→ **RECORD EXCERPTS**:
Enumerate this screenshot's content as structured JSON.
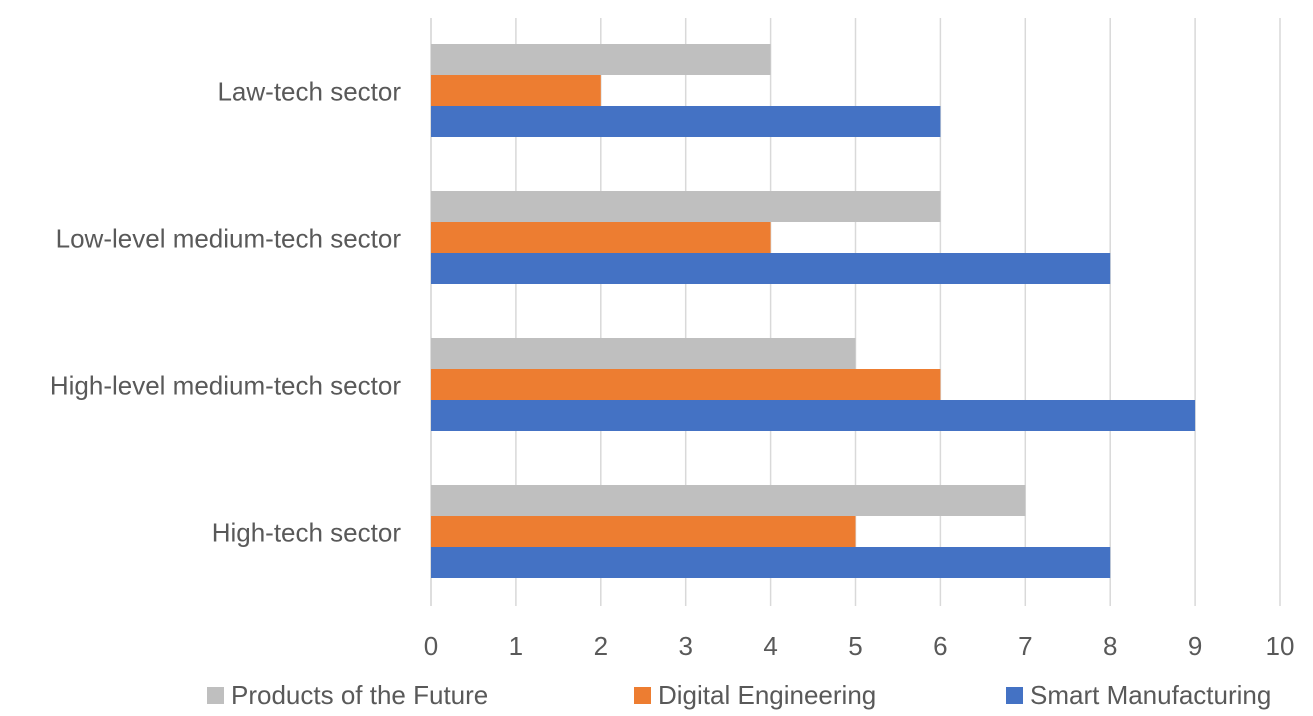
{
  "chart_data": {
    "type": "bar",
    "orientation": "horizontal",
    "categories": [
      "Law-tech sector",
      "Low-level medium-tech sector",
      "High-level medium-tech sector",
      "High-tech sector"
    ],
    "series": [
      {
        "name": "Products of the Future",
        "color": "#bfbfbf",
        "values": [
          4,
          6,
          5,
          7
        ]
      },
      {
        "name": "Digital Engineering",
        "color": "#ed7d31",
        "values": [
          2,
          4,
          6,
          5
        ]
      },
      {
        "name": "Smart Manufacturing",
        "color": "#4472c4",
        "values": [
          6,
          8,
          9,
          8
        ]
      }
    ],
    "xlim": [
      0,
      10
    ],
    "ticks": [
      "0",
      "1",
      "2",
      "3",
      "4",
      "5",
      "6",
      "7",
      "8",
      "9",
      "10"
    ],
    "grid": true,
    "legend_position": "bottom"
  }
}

→ **EXERCISE TASK**:
List all lines from the entries that include the word "medium".

→ **RESPONSE BELOW**:
      "Low-level medium-tech sector",
      "High-level medium-tech sector",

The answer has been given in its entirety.